BEGIN Given information

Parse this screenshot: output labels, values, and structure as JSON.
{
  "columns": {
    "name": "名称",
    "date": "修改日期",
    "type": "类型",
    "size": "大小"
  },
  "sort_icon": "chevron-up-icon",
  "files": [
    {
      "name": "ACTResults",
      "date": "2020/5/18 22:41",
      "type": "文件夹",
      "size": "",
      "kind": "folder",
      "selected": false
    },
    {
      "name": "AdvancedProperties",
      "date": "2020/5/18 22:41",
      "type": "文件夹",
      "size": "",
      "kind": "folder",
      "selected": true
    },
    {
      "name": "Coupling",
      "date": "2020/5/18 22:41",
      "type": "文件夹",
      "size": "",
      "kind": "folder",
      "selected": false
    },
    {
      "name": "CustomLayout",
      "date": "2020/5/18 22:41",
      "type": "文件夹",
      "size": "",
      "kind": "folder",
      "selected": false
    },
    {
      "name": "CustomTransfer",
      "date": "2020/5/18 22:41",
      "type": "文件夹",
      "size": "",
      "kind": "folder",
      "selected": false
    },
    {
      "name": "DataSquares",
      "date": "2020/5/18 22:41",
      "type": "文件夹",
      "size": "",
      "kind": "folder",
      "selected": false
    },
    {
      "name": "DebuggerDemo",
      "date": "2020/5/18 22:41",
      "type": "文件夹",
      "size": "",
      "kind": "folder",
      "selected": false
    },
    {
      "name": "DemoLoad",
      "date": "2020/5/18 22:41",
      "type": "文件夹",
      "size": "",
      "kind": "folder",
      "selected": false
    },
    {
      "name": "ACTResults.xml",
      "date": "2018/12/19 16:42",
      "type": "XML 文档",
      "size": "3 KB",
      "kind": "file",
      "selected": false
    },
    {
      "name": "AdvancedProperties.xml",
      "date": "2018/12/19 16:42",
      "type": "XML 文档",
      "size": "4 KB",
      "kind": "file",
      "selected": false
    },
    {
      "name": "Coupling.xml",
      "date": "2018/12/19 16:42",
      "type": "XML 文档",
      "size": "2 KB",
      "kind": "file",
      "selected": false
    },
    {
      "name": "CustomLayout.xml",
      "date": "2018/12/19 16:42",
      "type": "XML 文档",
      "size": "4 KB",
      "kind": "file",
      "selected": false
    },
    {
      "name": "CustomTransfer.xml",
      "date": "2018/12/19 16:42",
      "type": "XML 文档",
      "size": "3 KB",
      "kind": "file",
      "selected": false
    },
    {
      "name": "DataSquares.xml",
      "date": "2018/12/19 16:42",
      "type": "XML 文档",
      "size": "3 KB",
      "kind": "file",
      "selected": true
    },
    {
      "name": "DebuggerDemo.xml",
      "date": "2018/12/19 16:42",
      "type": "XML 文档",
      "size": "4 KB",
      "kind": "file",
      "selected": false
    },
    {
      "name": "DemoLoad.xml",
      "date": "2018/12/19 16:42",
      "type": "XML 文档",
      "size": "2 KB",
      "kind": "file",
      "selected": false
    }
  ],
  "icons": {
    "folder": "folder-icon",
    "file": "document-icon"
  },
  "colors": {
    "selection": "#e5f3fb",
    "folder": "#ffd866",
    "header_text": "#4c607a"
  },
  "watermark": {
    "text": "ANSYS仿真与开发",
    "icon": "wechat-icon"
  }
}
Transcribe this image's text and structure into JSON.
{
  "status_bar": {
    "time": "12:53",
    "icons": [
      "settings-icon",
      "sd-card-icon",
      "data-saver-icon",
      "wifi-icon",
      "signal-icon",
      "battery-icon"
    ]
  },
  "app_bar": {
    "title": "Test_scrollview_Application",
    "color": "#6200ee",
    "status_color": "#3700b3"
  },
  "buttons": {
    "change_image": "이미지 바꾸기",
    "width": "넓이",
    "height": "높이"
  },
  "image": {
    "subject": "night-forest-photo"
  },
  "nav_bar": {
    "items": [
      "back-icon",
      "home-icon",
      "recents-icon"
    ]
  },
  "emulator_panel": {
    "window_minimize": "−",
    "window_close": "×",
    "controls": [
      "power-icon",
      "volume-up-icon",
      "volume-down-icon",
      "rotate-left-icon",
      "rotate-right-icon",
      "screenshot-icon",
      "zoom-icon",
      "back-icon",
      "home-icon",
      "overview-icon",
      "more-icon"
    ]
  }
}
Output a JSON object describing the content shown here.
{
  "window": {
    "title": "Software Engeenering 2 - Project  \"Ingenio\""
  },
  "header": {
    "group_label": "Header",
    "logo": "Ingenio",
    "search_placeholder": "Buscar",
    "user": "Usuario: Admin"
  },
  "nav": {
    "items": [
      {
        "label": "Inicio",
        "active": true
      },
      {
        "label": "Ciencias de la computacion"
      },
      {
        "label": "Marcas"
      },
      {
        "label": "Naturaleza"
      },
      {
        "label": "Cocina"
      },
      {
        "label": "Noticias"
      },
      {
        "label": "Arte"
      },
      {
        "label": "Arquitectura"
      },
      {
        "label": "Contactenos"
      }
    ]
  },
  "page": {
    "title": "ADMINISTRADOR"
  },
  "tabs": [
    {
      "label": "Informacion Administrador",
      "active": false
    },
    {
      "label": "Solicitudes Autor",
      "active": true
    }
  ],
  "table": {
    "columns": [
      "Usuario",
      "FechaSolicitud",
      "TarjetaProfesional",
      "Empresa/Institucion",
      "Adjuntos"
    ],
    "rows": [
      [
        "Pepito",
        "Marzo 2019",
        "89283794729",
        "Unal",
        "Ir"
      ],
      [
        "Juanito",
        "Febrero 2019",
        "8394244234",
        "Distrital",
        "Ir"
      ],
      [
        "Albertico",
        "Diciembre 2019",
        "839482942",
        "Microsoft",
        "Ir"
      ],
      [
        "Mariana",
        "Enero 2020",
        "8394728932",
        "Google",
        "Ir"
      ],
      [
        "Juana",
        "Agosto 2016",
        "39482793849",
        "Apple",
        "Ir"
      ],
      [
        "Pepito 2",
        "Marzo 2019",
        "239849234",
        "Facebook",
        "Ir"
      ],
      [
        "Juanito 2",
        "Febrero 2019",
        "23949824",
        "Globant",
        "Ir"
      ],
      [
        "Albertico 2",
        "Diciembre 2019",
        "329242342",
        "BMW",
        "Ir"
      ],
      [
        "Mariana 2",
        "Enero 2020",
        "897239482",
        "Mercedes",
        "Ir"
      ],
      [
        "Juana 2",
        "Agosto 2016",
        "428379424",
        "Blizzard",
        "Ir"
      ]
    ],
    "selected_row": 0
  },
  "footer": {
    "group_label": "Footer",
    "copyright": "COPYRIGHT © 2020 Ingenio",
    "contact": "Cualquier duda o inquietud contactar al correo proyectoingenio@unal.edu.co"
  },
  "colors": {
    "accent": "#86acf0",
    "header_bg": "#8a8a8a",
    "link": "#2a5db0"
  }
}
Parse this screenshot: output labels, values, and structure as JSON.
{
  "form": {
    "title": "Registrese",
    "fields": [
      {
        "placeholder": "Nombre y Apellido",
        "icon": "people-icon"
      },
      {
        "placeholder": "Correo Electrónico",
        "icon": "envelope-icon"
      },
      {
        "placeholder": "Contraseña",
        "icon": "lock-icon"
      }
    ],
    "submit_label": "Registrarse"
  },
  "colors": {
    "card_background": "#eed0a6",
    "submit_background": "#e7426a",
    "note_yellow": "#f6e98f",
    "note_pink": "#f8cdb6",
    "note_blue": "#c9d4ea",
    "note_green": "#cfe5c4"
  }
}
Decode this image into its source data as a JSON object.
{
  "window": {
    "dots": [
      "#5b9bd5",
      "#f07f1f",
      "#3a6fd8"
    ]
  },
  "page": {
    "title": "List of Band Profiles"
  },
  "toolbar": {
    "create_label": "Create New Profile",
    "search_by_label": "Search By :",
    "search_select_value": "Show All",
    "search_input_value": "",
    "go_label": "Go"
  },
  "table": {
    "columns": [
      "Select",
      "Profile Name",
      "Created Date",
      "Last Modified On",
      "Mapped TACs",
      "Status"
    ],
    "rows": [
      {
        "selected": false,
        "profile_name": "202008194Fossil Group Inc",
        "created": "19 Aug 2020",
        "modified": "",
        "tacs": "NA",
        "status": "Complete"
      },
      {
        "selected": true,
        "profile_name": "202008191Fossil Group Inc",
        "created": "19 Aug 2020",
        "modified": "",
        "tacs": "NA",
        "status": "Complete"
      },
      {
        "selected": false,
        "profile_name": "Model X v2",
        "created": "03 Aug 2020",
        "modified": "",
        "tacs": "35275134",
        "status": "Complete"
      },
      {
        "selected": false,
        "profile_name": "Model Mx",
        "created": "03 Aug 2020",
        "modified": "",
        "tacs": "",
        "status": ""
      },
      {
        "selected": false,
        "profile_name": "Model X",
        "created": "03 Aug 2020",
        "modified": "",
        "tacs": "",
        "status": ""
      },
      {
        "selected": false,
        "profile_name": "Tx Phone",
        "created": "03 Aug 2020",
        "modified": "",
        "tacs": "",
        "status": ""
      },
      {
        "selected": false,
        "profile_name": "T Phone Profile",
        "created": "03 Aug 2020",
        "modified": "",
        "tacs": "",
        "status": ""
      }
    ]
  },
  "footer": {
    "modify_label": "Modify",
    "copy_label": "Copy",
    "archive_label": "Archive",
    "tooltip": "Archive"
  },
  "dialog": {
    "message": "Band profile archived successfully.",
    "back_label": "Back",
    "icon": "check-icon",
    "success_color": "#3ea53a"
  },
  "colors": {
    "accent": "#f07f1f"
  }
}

END Given information

Exercise goal:
Give the number of lines where the string "JSON" occurs, without any further text.

The completed task:
5